[WORK REQUIRED]:
Can you extract every line of the material below word for word, leaving the pictures out of your answer?

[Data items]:
☆ ☆ ☆ ☆ ☆

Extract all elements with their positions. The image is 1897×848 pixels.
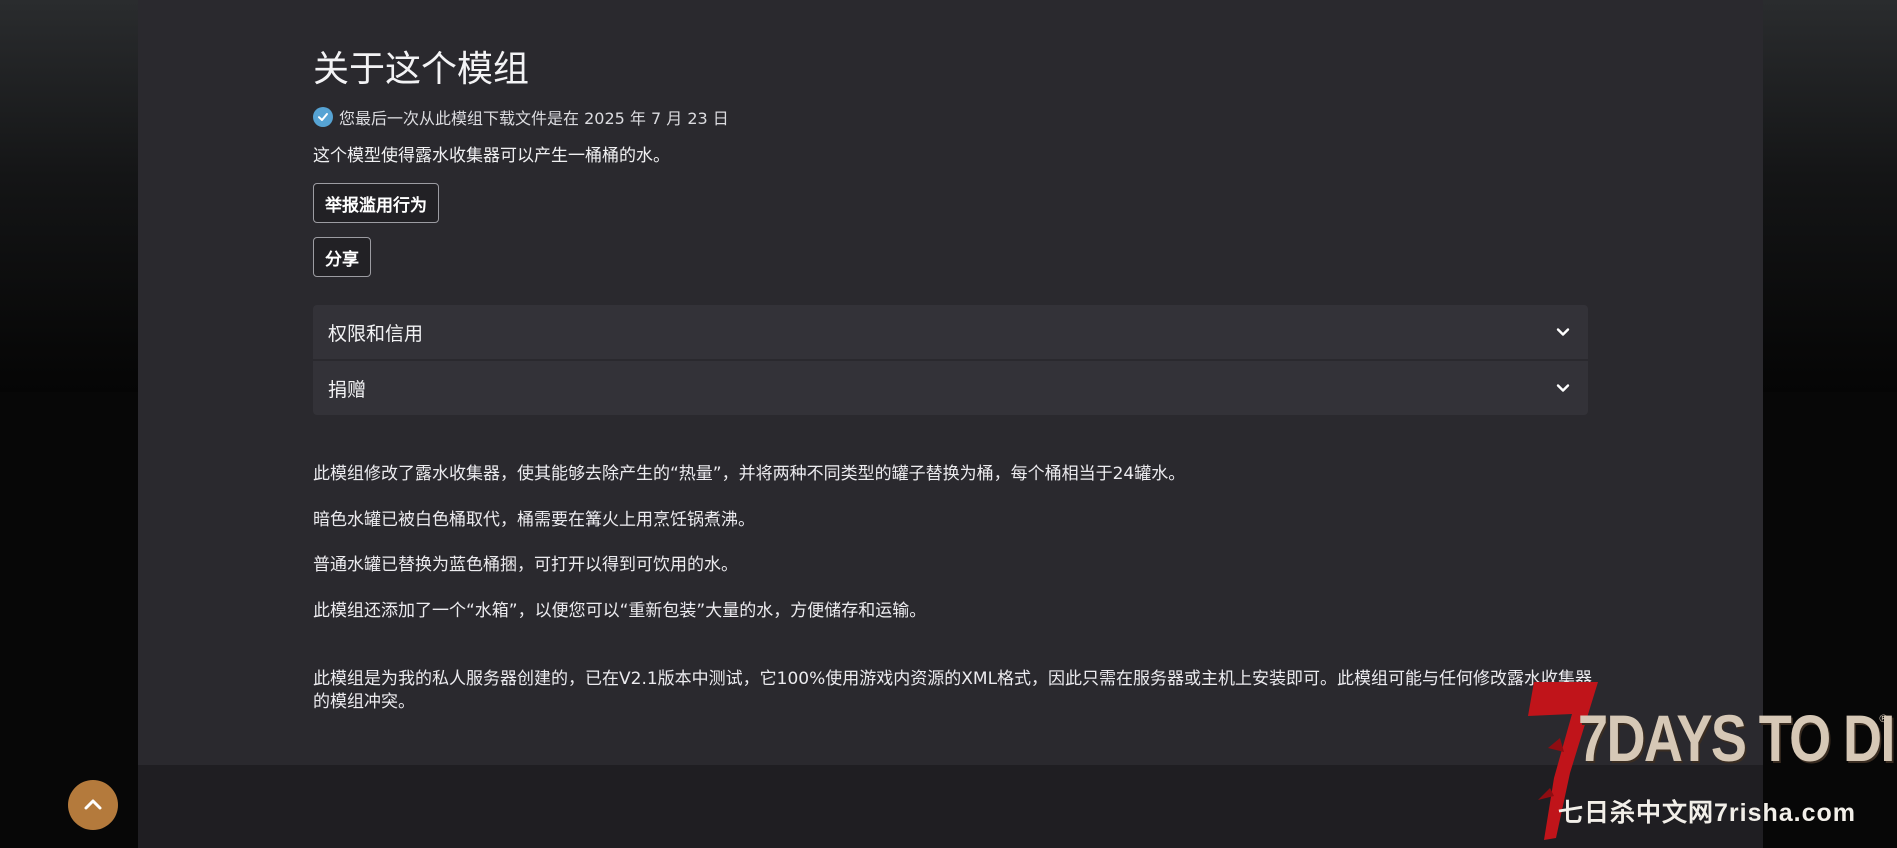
description-paragraph: 普通水罐已替换为蓝色桶捆，可打开以得到可饮用的水。 [313, 555, 738, 575]
description-paragraph: 此模组是为我的私人服务器创建的，已在V2.1版本中测试，它100%使用游戏内资源… [313, 669, 1593, 712]
chevron-up-icon [83, 796, 103, 815]
background-right [1761, 0, 1897, 392]
back-to-top-button[interactable] [68, 780, 118, 830]
download-notice-text: 您最后一次从此模组下载文件是在 2025 年 7 月 23 日 [339, 109, 729, 128]
description-paragraph: 此模组修改了露水收集器，使其能够去除产生的“热量”，并将两种不同类型的罐子替换为… [313, 464, 1186, 484]
logo-subtitle: 七日杀中文网7risha.com [1558, 799, 1857, 827]
report-abuse-button[interactable]: 举报滥用行为 [313, 183, 439, 223]
watermark-logo: 7DAYS TO DIE ® 七日杀中文网7risha.com [1520, 678, 1897, 848]
mod-summary: 这个模型使得露水收集器可以产生一桶桶的水。 [313, 146, 670, 166]
share-button[interactable]: 分享 [313, 237, 371, 277]
logo-title: 7DAYS TO DIE [1578, 701, 1897, 775]
page-title: 关于这个模组 [313, 49, 530, 90]
registered-mark: ® [1878, 712, 1889, 725]
accordion: 权限和信用 捐赠 [313, 305, 1588, 415]
description-paragraph: 暗色水罐已被白色桶取代，桶需要在篝火上用烹饪锅煮沸。 [313, 510, 755, 530]
accordion-item-donations[interactable]: 捐赠 [313, 359, 1588, 415]
chevron-down-icon [1556, 381, 1570, 395]
description-paragraph: 此模组还添加了一个“水箱”，以便您可以“重新包装”大量的水，方便储存和运输。 [313, 601, 927, 621]
check-circle-icon [313, 107, 333, 127]
chevron-down-icon [1556, 325, 1570, 339]
download-notice: 您最后一次从此模组下载文件是在 2025 年 7 月 23 日 [313, 106, 729, 128]
accordion-item-label: 捐赠 [328, 378, 367, 401]
accordion-item-label: 权限和信用 [328, 322, 424, 345]
accordion-item-permissions[interactable]: 权限和信用 [313, 305, 1588, 359]
background-left [0, 0, 140, 392]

☆ ☆ ☆ ☆ ☆

[CORRECT RESULT]:
Extract all elements with their positions. The image is 1897×848 pixels.
description-paragraph: 普通水罐已替换为蓝色桶捆，可打开以得到可饮用的水。 [313, 555, 738, 575]
description-paragraph: 此模组是为我的私人服务器创建的，已在V2.1版本中测试，它100%使用游戏内资源… [313, 669, 1593, 712]
chevron-up-icon [83, 796, 103, 815]
background-right [1761, 0, 1897, 392]
back-to-top-button[interactable] [68, 780, 118, 830]
download-notice-text: 您最后一次从此模组下载文件是在 2025 年 7 月 23 日 [339, 109, 729, 128]
description-paragraph: 此模组修改了露水收集器，使其能够去除产生的“热量”，并将两种不同类型的罐子替换为… [313, 464, 1186, 484]
logo-subtitle: 七日杀中文网7risha.com [1558, 799, 1857, 827]
report-abuse-button[interactable]: 举报滥用行为 [313, 183, 439, 223]
watermark-logo: 7DAYS TO DIE ® 七日杀中文网7risha.com [1520, 678, 1897, 848]
mod-summary: 这个模型使得露水收集器可以产生一桶桶的水。 [313, 146, 670, 166]
share-button[interactable]: 分享 [313, 237, 371, 277]
logo-title: 7DAYS TO DIE [1578, 701, 1897, 775]
page-title: 关于这个模组 [313, 49, 530, 90]
registered-mark: ® [1878, 712, 1889, 725]
accordion: 权限和信用 捐赠 [313, 305, 1588, 415]
description-paragraph: 暗色水罐已被白色桶取代，桶需要在篝火上用烹饪锅煮沸。 [313, 510, 755, 530]
accordion-item-donations[interactable]: 捐赠 [313, 359, 1588, 415]
chevron-down-icon [1556, 381, 1570, 395]
description-paragraph: 此模组还添加了一个“水箱”，以便您可以“重新包装”大量的水，方便储存和运输。 [313, 601, 927, 621]
check-circle-icon [313, 107, 333, 127]
chevron-down-icon [1556, 325, 1570, 339]
download-notice: 您最后一次从此模组下载文件是在 2025 年 7 月 23 日 [313, 106, 729, 128]
accordion-item-label: 捐赠 [328, 378, 367, 401]
accordion-item-label: 权限和信用 [328, 322, 424, 345]
accordion-item-permissions[interactable]: 权限和信用 [313, 305, 1588, 359]
background-left [0, 0, 140, 392]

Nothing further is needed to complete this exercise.